Problem requirements
Recast the data from its first line through the line containing "bar-2026-series-2 <box>1090 170" as a Markdown table with two columns, Row and Line, giving each line its row number and omitting blank lines.

****************

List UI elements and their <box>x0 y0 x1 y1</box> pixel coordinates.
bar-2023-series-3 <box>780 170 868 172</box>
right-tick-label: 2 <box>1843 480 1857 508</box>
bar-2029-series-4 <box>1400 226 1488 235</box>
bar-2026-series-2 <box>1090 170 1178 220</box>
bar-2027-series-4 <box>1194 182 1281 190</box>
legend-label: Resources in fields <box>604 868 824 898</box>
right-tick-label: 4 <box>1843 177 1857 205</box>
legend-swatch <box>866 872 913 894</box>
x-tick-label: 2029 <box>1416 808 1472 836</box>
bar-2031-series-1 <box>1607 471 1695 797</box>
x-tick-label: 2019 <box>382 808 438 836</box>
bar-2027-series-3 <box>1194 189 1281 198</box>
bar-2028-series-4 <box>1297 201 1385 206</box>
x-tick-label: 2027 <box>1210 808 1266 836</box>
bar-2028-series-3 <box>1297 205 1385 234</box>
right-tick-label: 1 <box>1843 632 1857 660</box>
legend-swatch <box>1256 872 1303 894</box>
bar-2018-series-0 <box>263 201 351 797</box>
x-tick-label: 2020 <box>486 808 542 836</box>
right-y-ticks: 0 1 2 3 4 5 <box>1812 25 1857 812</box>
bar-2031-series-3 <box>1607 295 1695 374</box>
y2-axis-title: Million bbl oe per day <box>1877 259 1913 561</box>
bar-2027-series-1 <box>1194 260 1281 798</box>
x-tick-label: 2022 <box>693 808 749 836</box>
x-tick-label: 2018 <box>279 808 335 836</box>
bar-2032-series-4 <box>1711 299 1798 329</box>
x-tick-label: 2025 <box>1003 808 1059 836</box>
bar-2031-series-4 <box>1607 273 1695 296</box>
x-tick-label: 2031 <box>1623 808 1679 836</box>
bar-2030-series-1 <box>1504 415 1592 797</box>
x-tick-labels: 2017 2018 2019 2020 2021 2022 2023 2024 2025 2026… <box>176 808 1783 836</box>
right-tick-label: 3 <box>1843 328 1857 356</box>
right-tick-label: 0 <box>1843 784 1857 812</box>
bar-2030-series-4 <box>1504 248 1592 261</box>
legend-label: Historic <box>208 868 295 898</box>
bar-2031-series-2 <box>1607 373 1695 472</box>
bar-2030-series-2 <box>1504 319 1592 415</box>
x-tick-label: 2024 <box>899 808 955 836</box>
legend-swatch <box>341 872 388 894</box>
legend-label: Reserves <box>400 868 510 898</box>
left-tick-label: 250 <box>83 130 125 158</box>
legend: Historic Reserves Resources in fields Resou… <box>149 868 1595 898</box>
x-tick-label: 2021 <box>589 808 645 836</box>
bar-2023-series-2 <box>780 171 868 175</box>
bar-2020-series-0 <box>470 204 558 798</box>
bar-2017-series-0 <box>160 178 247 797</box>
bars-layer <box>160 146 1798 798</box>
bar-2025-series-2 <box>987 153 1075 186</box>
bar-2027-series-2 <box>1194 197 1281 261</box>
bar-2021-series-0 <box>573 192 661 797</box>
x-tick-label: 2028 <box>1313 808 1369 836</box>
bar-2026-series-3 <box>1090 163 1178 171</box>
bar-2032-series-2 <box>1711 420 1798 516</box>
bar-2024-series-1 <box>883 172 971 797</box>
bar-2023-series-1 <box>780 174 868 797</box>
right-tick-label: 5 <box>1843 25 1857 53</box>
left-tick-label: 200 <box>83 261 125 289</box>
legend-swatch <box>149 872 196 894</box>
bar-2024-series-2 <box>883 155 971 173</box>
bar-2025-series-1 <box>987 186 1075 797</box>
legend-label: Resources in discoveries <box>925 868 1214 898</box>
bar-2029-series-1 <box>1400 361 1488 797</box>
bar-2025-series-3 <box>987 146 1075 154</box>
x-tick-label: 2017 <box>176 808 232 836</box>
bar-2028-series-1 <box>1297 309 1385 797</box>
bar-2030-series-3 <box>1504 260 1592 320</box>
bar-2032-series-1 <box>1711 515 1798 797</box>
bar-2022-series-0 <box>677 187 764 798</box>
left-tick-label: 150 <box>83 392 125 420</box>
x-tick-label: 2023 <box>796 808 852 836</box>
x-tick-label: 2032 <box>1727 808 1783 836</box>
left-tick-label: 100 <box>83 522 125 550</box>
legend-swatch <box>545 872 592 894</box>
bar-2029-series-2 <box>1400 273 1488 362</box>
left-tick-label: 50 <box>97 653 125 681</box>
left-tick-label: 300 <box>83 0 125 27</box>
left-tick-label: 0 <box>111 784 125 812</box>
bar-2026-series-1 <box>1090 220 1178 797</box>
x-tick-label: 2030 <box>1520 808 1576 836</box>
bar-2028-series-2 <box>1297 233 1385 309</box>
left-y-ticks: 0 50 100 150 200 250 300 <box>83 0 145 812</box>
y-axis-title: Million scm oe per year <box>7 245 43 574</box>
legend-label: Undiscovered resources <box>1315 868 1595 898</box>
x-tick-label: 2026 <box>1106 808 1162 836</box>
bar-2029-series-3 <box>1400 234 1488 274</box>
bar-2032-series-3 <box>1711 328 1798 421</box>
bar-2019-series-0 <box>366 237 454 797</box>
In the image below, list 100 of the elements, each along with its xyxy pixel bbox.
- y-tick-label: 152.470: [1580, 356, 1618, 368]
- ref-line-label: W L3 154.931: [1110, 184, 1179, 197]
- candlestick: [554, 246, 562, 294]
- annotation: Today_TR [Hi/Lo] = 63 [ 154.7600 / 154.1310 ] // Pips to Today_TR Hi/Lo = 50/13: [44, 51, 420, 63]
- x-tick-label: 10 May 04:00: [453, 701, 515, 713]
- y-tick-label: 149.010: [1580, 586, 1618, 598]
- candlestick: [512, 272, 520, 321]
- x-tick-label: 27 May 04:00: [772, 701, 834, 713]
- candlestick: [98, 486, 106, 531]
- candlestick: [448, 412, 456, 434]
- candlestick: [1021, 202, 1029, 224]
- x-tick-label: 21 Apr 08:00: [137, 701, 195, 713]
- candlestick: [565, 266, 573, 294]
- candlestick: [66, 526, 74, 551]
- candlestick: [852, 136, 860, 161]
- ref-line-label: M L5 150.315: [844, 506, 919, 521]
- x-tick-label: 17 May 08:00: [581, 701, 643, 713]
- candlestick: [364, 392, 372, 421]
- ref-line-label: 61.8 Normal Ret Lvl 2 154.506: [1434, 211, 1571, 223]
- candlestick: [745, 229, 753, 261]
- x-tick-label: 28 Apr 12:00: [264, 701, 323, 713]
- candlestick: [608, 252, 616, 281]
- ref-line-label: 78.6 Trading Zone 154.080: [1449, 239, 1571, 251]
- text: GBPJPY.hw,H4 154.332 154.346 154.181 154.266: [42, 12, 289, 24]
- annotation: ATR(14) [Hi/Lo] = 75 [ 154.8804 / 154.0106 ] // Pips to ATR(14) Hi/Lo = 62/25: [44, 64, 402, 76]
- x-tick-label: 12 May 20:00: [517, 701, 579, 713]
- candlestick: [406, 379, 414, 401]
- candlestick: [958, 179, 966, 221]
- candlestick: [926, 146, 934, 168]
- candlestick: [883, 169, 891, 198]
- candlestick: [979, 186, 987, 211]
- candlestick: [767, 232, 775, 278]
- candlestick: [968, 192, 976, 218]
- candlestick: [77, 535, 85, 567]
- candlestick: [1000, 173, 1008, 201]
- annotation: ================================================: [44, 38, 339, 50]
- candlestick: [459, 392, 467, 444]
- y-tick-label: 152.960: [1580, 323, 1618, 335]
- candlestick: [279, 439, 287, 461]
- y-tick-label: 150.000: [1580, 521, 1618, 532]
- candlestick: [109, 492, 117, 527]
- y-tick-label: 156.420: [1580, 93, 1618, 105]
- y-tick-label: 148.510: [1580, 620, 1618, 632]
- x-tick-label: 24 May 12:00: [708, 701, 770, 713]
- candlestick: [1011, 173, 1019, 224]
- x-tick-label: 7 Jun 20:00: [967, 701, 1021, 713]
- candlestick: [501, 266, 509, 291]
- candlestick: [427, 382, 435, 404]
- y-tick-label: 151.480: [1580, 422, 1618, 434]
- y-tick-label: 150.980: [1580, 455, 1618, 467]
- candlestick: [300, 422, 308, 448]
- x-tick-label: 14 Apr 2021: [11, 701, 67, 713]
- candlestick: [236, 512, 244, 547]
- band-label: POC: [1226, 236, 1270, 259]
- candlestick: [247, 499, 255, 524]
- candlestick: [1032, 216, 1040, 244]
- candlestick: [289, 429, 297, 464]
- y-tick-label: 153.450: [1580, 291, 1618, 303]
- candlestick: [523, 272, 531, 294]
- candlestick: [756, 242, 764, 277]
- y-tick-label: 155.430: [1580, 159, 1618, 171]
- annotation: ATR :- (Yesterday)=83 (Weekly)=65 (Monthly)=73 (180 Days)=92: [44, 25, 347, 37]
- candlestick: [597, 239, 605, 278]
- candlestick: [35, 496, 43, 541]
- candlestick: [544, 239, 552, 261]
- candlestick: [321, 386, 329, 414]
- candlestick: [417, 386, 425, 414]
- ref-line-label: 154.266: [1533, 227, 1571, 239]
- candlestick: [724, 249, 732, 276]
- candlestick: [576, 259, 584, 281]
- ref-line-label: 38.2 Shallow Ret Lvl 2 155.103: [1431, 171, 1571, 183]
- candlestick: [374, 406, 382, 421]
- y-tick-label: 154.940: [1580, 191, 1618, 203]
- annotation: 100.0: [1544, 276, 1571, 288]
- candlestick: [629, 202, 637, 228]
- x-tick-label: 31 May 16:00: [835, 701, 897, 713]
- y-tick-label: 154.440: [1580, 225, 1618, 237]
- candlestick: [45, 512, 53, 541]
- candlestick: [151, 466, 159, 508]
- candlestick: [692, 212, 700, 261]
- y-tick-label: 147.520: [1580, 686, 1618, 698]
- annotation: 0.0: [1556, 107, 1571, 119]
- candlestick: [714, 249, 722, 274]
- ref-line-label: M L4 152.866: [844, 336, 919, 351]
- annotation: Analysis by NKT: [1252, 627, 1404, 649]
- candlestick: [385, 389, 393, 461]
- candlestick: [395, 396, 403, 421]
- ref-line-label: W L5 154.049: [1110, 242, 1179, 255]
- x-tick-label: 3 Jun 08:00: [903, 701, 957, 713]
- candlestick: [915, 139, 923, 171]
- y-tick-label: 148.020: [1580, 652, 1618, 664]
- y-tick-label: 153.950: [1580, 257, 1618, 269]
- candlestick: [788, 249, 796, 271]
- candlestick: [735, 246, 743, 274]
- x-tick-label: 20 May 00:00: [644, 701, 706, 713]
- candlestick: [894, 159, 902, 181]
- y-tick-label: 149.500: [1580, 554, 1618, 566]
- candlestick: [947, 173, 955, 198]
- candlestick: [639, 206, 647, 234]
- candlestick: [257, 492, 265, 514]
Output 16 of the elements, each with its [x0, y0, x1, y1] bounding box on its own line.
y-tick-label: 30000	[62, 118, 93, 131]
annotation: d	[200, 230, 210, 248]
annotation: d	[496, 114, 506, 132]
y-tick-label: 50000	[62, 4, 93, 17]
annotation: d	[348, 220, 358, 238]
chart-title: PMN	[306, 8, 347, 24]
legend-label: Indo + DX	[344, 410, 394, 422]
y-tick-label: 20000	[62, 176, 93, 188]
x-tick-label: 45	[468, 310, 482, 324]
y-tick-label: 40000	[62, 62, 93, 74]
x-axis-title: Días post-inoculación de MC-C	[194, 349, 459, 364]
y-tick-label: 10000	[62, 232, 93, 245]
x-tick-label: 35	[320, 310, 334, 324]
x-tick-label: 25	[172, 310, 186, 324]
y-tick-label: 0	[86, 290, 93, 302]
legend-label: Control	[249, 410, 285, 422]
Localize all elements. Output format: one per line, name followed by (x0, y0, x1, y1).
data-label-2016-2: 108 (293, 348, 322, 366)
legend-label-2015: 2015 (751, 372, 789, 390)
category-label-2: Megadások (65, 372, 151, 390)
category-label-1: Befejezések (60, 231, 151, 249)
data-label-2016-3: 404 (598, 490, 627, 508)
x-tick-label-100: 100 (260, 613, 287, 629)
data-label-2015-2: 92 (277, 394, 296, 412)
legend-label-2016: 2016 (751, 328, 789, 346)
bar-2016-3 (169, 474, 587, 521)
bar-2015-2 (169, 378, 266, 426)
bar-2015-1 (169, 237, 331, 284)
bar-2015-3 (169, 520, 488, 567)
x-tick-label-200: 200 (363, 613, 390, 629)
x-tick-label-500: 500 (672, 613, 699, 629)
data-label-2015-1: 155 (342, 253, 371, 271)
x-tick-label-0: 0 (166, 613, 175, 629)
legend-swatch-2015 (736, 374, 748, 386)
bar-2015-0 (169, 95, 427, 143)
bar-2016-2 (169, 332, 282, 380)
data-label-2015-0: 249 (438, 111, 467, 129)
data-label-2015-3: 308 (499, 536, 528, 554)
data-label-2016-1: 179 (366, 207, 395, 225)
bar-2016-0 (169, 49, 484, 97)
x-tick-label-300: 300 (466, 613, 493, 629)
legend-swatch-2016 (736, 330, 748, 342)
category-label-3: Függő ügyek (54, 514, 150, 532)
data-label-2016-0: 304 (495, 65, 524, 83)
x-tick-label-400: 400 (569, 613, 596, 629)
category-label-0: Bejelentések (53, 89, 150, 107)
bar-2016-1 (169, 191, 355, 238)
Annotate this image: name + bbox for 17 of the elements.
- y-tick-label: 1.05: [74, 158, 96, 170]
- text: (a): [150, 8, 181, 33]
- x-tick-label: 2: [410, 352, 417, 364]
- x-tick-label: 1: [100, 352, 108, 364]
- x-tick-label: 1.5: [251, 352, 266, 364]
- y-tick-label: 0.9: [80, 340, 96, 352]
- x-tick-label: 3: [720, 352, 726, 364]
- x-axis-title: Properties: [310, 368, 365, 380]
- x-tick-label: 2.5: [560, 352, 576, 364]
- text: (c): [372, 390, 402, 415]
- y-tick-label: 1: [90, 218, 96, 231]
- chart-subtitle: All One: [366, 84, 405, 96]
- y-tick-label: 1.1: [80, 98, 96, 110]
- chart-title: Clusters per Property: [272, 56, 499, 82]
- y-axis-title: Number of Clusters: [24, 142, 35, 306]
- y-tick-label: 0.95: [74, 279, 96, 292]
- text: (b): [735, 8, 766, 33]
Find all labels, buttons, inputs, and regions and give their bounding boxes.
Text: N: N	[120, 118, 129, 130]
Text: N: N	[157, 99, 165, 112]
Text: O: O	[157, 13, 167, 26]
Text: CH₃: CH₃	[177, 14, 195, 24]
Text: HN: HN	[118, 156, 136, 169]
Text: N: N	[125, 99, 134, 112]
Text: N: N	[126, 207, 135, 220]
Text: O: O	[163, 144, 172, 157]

****************

Expected output
| Row | Line |
|---|---|
| 1 | List UI elements and their <box>x0 y0 x1 y1</box> pixel coordinates. |
| 2 | bar-2023-series-3 <box>780 170 868 172</box> |
| 3 | right-tick-label: 2 <box>1843 480 1857 508</box> |
| 4 | bar-2029-series-4 <box>1400 226 1488 235</box> |
| 5 | bar-2026-series-2 <box>1090 170 1178 220</box> |